## Exercise requirements
Check every line of the entries that follow, and copy the ones containing "Between".
## START Record extracts
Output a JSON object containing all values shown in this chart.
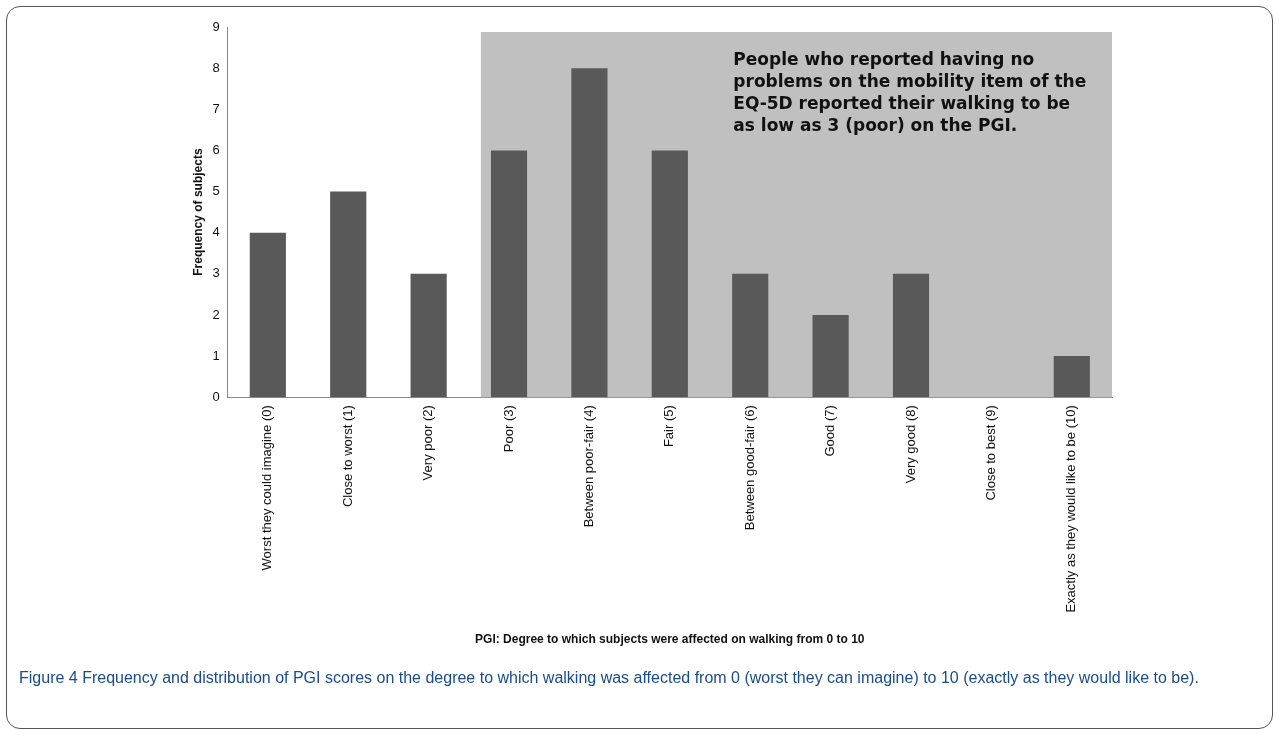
{
  "chart_data": {
    "type": "bar",
    "xlabel": "PGI: Degree to which subjects were affected on walking from 0 to 10",
    "ylabel": "Frequency of subjects",
    "categories": [
      "Worst they could imagine (0)",
      "Close to worst (1)",
      "Very poor (2)",
      "Poor (3)",
      "Between poor-fair (4)",
      "Fair (5)",
      "Between good-fair (6)",
      "Good (7)",
      "Very good (8)",
      "Close to best (9)",
      "Exactly as they would like to be (10)"
    ],
    "values": [
      4,
      5,
      3,
      6,
      8,
      6,
      3,
      2,
      3,
      0,
      1
    ],
    "color": "#595959",
    "ylim": [
      0,
      9
    ],
    "yticks": [
      0,
      1,
      2,
      3,
      4,
      5,
      6,
      7,
      8,
      9
    ],
    "grid": false,
    "legend": false,
    "bands": [
      {
        "axis": "x",
        "from": "Poor (3)",
        "to": "Exactly as they would like to be (10)",
        "label": "People who reported having no problems on the mobility item of the EQ-5D reported their walking to be as low as 3 (poor) on the PGI.",
        "color": "#c0c0c0"
      }
    ],
    "annotations": [
      "Figure 4 Frequency and distribution of PGI scores on the degree to which walking was affected from 0 (worst they can imagine) to 10 (exactly as they would like to be)."
    ]
  }
}
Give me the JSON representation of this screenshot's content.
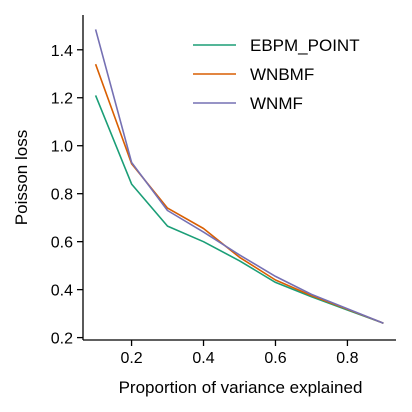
{
  "chart_data": {
    "type": "line",
    "title": "",
    "xlabel": "Proportion of variance explained",
    "ylabel": "Poisson loss",
    "xlim": [
      0.065,
      0.935
    ],
    "ylim": [
      0.19,
      1.545
    ],
    "xticks": [
      0.2,
      0.4,
      0.6,
      0.8
    ],
    "xtick_labels": [
      "0.2",
      "0.4",
      "0.6",
      "0.8"
    ],
    "yticks": [
      0.2,
      0.4,
      0.6,
      0.8,
      1.0,
      1.2,
      1.4
    ],
    "ytick_labels": [
      "0.2",
      "0.4",
      "0.6",
      "0.8",
      "1.0",
      "1.2",
      "1.4"
    ],
    "grid": false,
    "legend_position": "top-right",
    "x": [
      0.1,
      0.2,
      0.3,
      0.4,
      0.5,
      0.6,
      0.7,
      0.8,
      0.9
    ],
    "series": [
      {
        "name": "EBPM_POINT",
        "color": "#1b9e77",
        "values": [
          1.21,
          0.84,
          0.665,
          0.6,
          0.52,
          0.43,
          0.37,
          0.315,
          0.26
        ]
      },
      {
        "name": "WNBMF",
        "color": "#d95f02",
        "values": [
          1.34,
          0.925,
          0.74,
          0.655,
          0.535,
          0.44,
          0.375,
          0.318,
          0.26
        ]
      },
      {
        "name": "WNMF",
        "color": "#7570b3",
        "values": [
          1.485,
          0.93,
          0.73,
          0.64,
          0.545,
          0.455,
          0.38,
          0.32,
          0.26
        ]
      }
    ]
  }
}
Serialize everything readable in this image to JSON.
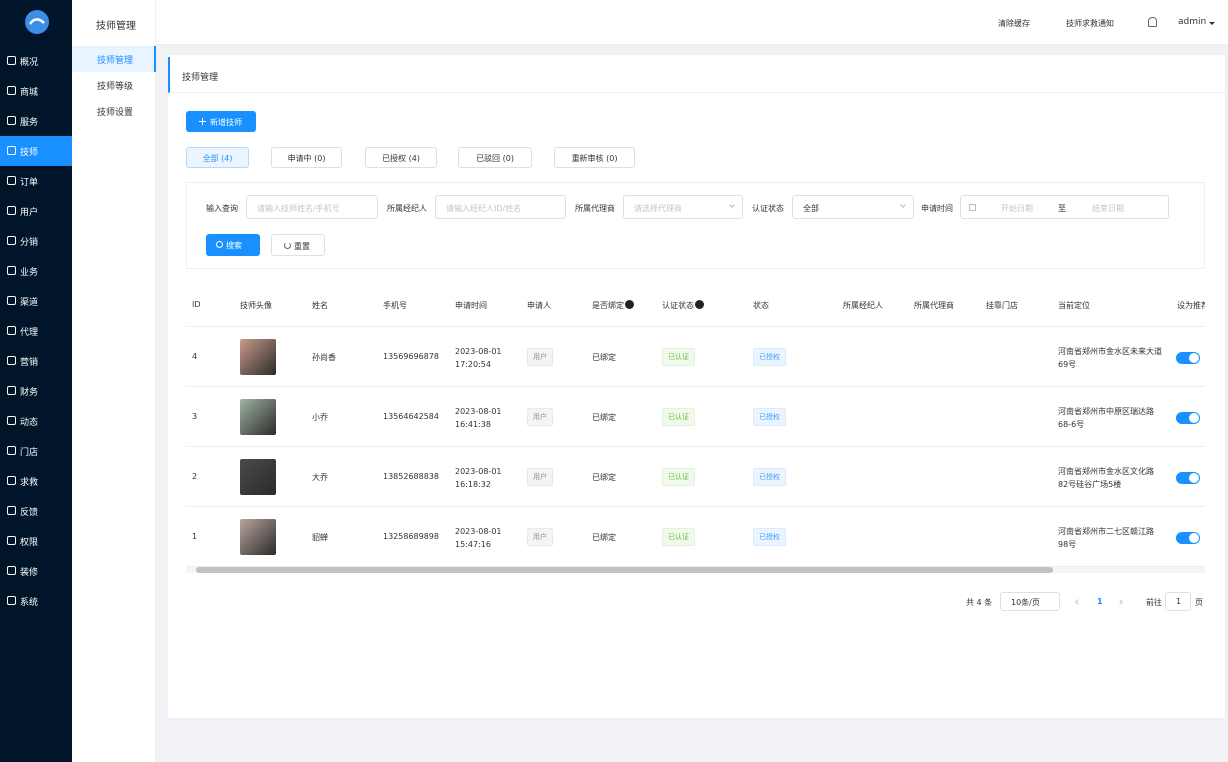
{
  "sidebar": {
    "menu": [
      "概况",
      "商城",
      "服务",
      "技师",
      "订单",
      "用户",
      "分销",
      "业务",
      "渠道",
      "代理",
      "营销",
      "财务",
      "动态",
      "门店",
      "求救",
      "反馈",
      "权限",
      "装修",
      "系统"
    ],
    "active": 3
  },
  "submenu": {
    "title": "技师管理",
    "items": [
      "技师管理",
      "技师等级",
      "技师设置"
    ],
    "active": 0
  },
  "header": {
    "clear_cache": "清除缓存",
    "sos_notice": "技师求救通知",
    "user": "admin"
  },
  "page_tab": "技师管理",
  "add_button": "新增技师",
  "status_tabs": [
    "全部 (4)",
    "申请中 (0)",
    "已授权 (4)",
    "已驳回 (0)",
    "重新审核 (0)"
  ],
  "filters": {
    "query_label": "输入查询",
    "query_placeholder": "请输入技师姓名/手机号",
    "agent_label": "所属经纪人",
    "agent_placeholder": "请输入经纪人ID/姓名",
    "dealer_label": "所属代理商",
    "dealer_placeholder": "请选择代理商",
    "cert_label": "认证状态",
    "cert_value": "全部",
    "date_label": "申请时间",
    "date_start": "开始日期",
    "date_sep": "至",
    "date_end": "结束日期",
    "search": "搜索",
    "reset": "重置"
  },
  "table": {
    "columns": [
      "ID",
      "技师头像",
      "姓名",
      "手机号",
      "申请时间",
      "申请人",
      "是否绑定",
      "认证状态",
      "状态",
      "所属经纪人",
      "所属代理商",
      "挂靠门店",
      "当前定位",
      "设为推荐"
    ],
    "rows": [
      {
        "id": "4",
        "name": "孙尚香",
        "phone": "13569696878",
        "time": "2023-08-01 17:20:54",
        "applicant": "用户",
        "bound": "已绑定",
        "cert": "已认证",
        "status": "已授权",
        "location": "河南省郑州市金水区未来大道69号"
      },
      {
        "id": "3",
        "name": "小乔",
        "phone": "13564642584",
        "time": "2023-08-01 16:41:38",
        "applicant": "用户",
        "bound": "已绑定",
        "cert": "已认证",
        "status": "已授权",
        "location": "河南省郑州市中原区瑞达路68-6号"
      },
      {
        "id": "2",
        "name": "大乔",
        "phone": "13852688838",
        "time": "2023-08-01 16:18:32",
        "applicant": "用户",
        "bound": "已绑定",
        "cert": "已认证",
        "status": "已授权",
        "location": "河南省郑州市金水区文化路82号硅谷广场5楼"
      },
      {
        "id": "1",
        "name": "貂蝉",
        "phone": "13258689898",
        "time": "2023-08-01 15:47:16",
        "applicant": "用户",
        "bound": "已绑定",
        "cert": "已认证",
        "status": "已授权",
        "location": "河南省郑州市二七区赣江路98号"
      }
    ]
  },
  "pagination": {
    "total": "共 4 条",
    "page_size": "10条/页",
    "current": "1",
    "goto": "前往",
    "goto_value": "1",
    "page_unit": "页"
  }
}
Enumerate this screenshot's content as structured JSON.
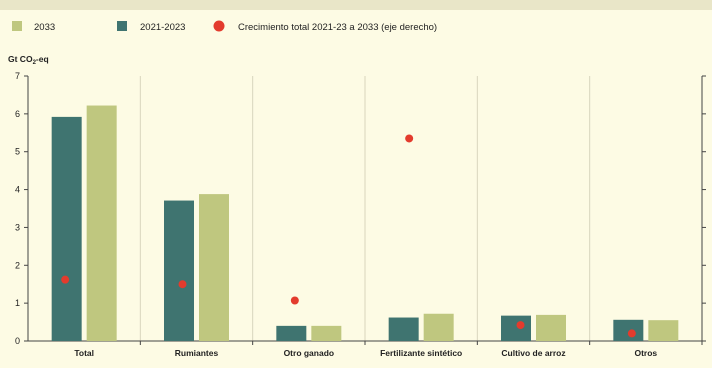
{
  "chart_data": {
    "type": "bar",
    "categories": [
      "Total",
      "Rumiantes",
      "Otro ganado",
      "Fertilizante sintético",
      "Cultivo de arroz",
      "Otros"
    ],
    "series": [
      {
        "name": "2021-2023",
        "kind": "bar",
        "color": "#3f7470",
        "values": [
          5.92,
          3.71,
          0.4,
          0.62,
          0.67,
          0.56
        ]
      },
      {
        "name": "2033",
        "kind": "bar",
        "color": "#bfc77f",
        "values": [
          6.22,
          3.88,
          0.4,
          0.72,
          0.69,
          0.55
        ]
      },
      {
        "name": "Crecimiento total 2021-23 a 2033 (eje derecho)",
        "kind": "scatter",
        "axis": "right",
        "color": "#e33b2d",
        "values": [
          1.62,
          1.5,
          1.07,
          5.35,
          0.42,
          0.2
        ]
      }
    ],
    "ylabel_unit_prefix": "Gt CO",
    "ylabel_unit_sub": "2",
    "ylabel_unit_suffix": "-eq",
    "ylim": [
      0,
      7
    ],
    "ytick_labels": [
      "0",
      "1",
      "2",
      "3",
      "4",
      "5",
      "6",
      "7"
    ],
    "y2lim": [
      0,
      7
    ],
    "grid": false,
    "legend_position": "top"
  }
}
## END Record extracts
## Result below
      "Between poor-fair (4)",
      "Between good-fair (6)",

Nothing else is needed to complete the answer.